--- Start of EXCERPTED DATA ---

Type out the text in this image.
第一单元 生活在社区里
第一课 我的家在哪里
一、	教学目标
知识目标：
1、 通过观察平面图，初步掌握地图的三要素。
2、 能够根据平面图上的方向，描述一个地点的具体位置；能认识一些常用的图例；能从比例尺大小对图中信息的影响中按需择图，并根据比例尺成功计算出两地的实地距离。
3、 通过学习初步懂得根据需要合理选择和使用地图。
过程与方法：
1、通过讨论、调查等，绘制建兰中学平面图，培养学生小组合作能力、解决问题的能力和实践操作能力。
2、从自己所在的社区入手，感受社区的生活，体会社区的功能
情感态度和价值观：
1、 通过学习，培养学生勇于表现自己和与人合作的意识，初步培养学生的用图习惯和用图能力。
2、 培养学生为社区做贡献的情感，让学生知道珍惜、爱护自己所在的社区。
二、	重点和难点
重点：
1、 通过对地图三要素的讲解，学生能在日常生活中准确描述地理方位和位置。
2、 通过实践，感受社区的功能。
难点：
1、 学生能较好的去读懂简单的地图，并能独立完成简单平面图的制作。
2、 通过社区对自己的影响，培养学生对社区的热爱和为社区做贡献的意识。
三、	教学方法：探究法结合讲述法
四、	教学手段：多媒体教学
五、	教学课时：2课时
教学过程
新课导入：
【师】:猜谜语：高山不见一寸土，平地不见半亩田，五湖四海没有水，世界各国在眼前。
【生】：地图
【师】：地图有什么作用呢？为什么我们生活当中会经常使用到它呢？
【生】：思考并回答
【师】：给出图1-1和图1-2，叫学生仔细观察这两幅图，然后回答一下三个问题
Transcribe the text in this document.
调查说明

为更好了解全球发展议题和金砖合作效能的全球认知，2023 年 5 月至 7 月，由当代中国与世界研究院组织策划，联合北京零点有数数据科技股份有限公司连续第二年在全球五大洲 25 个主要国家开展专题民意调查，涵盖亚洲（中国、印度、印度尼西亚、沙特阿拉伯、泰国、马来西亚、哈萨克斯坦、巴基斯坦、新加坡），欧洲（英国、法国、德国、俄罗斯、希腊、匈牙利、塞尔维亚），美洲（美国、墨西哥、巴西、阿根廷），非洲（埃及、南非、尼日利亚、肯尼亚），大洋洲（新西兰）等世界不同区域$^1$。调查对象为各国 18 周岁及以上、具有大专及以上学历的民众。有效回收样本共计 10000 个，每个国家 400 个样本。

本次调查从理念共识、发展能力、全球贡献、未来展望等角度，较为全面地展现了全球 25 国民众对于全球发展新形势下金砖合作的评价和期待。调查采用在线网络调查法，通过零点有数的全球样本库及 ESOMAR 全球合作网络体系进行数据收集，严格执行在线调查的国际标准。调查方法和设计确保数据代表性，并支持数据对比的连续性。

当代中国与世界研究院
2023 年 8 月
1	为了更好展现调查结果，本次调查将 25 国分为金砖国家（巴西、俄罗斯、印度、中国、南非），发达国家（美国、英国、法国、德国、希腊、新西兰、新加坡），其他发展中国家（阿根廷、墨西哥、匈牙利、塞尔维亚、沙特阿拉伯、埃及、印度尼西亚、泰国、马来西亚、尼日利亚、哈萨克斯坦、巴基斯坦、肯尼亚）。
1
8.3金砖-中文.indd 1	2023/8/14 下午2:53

--- End of EXCERPTED DATA ---

TASK GOAL:
Take the lines above and print them exactly.

ANSWER IN FULL:
Type out the text in this image.
第一单元 生活在社区里
第一课 我的家在哪里
一、	教学目标
知识目标：
1、 通过观察平面图，初步掌握地图的三要素。
2、 能够根据平面图上的方向，描述一个地点的具体位置；能认识一些常用的图例；能从比例尺大小对图中信息的影响中按需择图，并根据比例尺成功计算出两地的实地距离。
3、 通过学习初步懂得根据需要合理选择和使用地图。
过程与方法：
1、通过讨论、调查等，绘制建兰中学平面图，培养学生小组合作能力、解决问题的能力和实践操作能力。
2、从自己所在的社区入手，感受社区的生活，体会社区的功能
情感态度和价值观：
1、 通过学习，培养学生勇于表现自己和与人合作的意识，初步培养学生的用图习惯和用图能力。
2、 培养学生为社区做贡献的情感，让学生知道珍惜、爱护自己所在的社区。
二、	重点和难点
重点：
1、 通过对地图三要素的讲解，学生能在日常生活中准确描述地理方位和位置。
2、 通过实践，感受社区的功能。
难点：
1、 学生能较好的去读懂简单的地图，并能独立完成简单平面图的制作。
2、 通过社区对自己的影响，培养学生对社区的热爱和为社区做贡献的意识。
三、	教学方法：探究法结合讲述法
四、	教学手段：多媒体教学
五、	教学课时：2课时
教学过程
新课导入：
【师】:猜谜语：高山不见一寸土，平地不见半亩田，五湖四海没有水，世界各国在眼前。
【生】：地图
【师】：地图有什么作用呢？为什么我们生活当中会经常使用到它呢？
【生】：思考并回答
【师】：给出图1-1和图1-2，叫学生仔细观察这两幅图，然后回答一下三个问题
Transcribe the text in this document.
调查说明

为更好了解全球发展议题和金砖合作效能的全球认知，2023 年 5 月至 7 月，由当代中国与世界研究院组织策划，联合北京零点有数数据科技股份有限公司连续第二年在全球五大洲 25 个主要国家开展专题民意调查，涵盖亚洲（中国、印度、印度尼西亚、沙特阿拉伯、泰国、马来西亚、哈萨克斯坦、巴基斯坦、新加坡），欧洲（英国、法国、德国、俄罗斯、希腊、匈牙利、塞尔维亚），美洲（美国、墨西哥、巴西、阿根廷），非洲（埃及、南非、尼日利亚、肯尼亚），大洋洲（新西兰）等世界不同区域$^1$。调查对象为各国 18 周岁及以上、具有大专及以上学历的民众。有效回收样本共计 10000 个，每个国家 400 个样本。

本次调查从理念共识、发展能力、全球贡献、未来展望等角度，较为全面地展现了全球 25 国民众对于全球发展新形势下金砖合作的评价和期待。调查采用在线网络调查法，通过零点有数的全球样本库及 ESOMAR 全球合作网络体系进行数据收集，严格执行在线调查的国际标准。调查方法和设计确保数据代表性，并支持数据对比的连续性。

当代中国与世界研究院
2023 年 8 月
1	为了更好展现调查结果，本次调查将 25 国分为金砖国家（巴西、俄罗斯、印度、中国、南非），发达国家（美国、英国、法国、德国、希腊、新西兰、新加坡），其他发展中国家（阿根廷、墨西哥、匈牙利、塞尔维亚、沙特阿拉伯、埃及、印度尼西亚、泰国、马来西亚、尼日利亚、哈萨克斯坦、巴基斯坦、肯尼亚）。
1
8.3金砖-中文.indd 1	2023/8/14 下午2:53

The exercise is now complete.